EXTRACT PROVIDED ->
- - - - - - -

Buyer/supplier may reject/cancel the e-Invoice with justifications within 72 hours from the time of e-Invoice validation.

  1. MyInvois Portal

Both supplier and buyer have the option to request and retrieve e-Invoice data via MyInvois Portal. 

e invoicing overview workflow

How To Assess Readiness for e-Invoicing?

  1. People

    Allocate and equip personnel with the necessary capabilities to adopt and oversee the implementation of e-Invoicing.

  2. Process

    Review current processes in issuing transaction documents (i.e. invoices, debit notes, credit notes, refunds). 

  3. Technology

    Determine availability of data sources and structure, current IT capabilities to support system readiness and processes to comply with e-Invoicing requirements and obligations.

Importance of e-Invoicing in Malaysia

The shift towards e-Invoicing in Malaysia is part of a broader initiative to enhance the digital economy and strengthen tax compliance. By adopting e-Invoicing, businesses in Malaysia can benefit from streamlined processes, reduced paperwork, and more efficient financial management. Key advantages of e-Invoicing include:


  • Enhanced Invoice Accuracy

Automating invoice creation and submission reduces manual entry errors, leading to more accurate invoicing and fewer discrepancies in financial records.

- - - - - - -

INFORMATION SUPPLIED ->
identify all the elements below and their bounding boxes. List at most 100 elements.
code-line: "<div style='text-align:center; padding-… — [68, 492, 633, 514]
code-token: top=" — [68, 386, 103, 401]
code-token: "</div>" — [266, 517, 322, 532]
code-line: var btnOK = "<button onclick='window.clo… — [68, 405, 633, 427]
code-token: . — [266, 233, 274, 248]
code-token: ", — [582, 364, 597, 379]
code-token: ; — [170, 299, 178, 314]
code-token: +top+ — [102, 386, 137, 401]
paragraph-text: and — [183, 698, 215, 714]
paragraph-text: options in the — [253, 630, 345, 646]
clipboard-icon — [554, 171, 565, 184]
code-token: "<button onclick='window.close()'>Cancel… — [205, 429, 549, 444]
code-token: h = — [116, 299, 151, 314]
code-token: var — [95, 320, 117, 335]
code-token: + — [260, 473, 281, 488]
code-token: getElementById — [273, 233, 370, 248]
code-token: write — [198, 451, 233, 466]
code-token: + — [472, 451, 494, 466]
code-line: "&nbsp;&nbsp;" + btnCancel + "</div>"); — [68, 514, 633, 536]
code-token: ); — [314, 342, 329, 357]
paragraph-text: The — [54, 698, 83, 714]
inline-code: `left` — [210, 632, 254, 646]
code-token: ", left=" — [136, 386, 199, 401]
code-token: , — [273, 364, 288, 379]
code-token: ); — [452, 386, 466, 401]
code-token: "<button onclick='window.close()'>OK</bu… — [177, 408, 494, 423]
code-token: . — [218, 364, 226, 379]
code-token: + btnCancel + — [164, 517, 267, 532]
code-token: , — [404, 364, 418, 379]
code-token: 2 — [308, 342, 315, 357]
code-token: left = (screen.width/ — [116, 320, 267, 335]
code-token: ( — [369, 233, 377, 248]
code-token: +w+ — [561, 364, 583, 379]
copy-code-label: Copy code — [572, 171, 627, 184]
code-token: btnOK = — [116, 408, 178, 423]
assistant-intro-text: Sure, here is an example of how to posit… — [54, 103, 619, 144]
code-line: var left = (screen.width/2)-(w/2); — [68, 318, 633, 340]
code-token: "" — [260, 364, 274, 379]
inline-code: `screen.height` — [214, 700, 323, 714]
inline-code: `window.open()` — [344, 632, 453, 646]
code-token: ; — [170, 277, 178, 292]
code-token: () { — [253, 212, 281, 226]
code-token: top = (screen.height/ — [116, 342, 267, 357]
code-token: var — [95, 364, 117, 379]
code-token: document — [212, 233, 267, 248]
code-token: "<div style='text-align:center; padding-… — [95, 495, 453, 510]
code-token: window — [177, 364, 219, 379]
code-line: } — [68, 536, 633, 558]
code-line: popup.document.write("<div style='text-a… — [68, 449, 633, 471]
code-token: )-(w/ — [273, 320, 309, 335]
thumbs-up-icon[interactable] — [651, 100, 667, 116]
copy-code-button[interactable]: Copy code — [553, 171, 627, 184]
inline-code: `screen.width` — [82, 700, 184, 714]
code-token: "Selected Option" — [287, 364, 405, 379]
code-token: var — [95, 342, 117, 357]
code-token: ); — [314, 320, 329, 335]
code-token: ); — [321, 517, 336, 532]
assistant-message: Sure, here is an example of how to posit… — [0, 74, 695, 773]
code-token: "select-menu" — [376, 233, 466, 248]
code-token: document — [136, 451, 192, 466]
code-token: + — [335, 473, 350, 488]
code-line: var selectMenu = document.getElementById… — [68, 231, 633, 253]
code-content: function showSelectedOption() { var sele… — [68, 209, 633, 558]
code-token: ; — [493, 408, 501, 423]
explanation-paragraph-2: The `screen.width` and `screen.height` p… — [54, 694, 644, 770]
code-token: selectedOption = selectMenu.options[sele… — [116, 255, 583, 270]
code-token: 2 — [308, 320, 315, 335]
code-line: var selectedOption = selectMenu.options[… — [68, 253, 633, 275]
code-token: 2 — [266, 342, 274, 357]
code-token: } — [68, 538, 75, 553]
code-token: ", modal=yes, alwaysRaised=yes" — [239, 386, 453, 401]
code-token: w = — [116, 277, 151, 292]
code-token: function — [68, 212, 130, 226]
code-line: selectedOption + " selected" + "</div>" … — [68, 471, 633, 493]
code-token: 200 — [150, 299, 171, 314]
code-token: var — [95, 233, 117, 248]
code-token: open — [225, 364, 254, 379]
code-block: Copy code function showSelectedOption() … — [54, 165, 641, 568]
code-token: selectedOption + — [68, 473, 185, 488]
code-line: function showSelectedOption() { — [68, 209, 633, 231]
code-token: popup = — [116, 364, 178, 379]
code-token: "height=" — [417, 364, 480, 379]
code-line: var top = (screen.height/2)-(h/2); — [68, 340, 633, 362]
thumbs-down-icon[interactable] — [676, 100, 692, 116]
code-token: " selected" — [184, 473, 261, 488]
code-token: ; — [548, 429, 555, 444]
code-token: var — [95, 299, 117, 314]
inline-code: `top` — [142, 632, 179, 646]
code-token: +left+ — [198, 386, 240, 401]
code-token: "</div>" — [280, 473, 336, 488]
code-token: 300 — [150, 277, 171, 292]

- - - - - - -

LIST OF TASKS ->
[1] Answer these questions about the e-Invoicing text:
(a) Within how many hours of e-Invoice validation may a buyer or supplier reject or cancel the e-Invoice?
(b) Through which portal can both supplier and buyer request and retrieve e-Invoice data?
(c) Which transaction documents are named under "Process" as ones whose issuing should be reviewed?
[2] Quote the e-Invoicing text from "3. Technology" to "in financial records.", substituting "documentation" for "paperwork".

RESPONSES PER TASK ->
[1]
(a) 72 hours
(b) MyInvois Portal
(c) Invoices, debit notes, credit notes and refunds

[2]
3. Technology

    Determine availability of data sources and structure, current IT capabilities to support system readiness and processes to comply with e-Invoicing requirements and obligations.

Importance of e-Invoicing in Malaysia

The shift towards e-Invoicing in Malaysia is part of a broader initiative to enhance the digital economy and strengthen tax compliance. By adopting e-Invoicing, businesses in Malaysia can benefit from streamlined processes, reduced documentation, and more efficient financial management. Key advantages of e-Invoicing include:


  • Enhanced Invoice Accuracy

Automating invoice creation and submission reduces manual entry errors, leading to more accurate invoicing and fewer discrepancies in financial records.